__Data provided__

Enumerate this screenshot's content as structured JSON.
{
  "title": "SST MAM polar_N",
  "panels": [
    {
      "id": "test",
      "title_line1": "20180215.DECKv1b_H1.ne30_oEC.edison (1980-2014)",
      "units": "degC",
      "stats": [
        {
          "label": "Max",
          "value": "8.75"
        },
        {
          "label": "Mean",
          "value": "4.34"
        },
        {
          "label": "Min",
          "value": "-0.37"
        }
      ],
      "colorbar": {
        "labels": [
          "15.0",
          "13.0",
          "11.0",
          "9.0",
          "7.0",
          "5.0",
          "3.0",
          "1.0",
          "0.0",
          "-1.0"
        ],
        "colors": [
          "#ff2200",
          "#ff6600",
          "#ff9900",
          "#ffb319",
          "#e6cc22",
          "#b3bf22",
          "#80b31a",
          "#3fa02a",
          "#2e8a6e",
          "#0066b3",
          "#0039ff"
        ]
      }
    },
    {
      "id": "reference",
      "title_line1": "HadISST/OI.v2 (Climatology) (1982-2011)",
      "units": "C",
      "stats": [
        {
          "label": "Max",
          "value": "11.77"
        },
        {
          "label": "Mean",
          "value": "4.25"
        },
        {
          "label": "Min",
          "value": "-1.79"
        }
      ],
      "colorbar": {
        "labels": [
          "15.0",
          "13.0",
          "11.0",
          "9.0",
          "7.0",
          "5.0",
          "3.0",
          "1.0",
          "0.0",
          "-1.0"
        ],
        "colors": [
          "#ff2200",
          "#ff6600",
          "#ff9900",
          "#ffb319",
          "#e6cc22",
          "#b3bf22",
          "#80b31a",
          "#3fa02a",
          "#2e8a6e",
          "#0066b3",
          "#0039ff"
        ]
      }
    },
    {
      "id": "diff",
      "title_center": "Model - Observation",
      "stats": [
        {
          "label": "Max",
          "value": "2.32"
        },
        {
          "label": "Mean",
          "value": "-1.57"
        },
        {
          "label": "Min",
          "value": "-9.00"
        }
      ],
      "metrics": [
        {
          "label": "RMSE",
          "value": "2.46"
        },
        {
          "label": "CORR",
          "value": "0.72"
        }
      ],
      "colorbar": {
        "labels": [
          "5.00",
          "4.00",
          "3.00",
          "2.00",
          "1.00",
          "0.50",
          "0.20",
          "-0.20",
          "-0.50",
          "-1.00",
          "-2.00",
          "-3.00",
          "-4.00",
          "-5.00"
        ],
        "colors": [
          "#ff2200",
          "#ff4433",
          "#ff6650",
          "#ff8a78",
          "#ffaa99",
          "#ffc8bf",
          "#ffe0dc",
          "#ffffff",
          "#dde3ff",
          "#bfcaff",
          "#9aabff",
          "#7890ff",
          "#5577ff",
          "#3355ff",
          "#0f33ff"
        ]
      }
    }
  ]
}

__Problem statement__
From the entries above, copy every line that holds the word "value".

__Response to the task__
          "value": "8.75"
          "value": "4.34"
          "value": "-0.37"
          "value": "11.77"
          "value": "4.25"
          "value": "-1.79"
          "value": "2.32"
          "value": "-1.57"
          "value": "-9.00"
          "value": "2.46"
          "value": "0.72"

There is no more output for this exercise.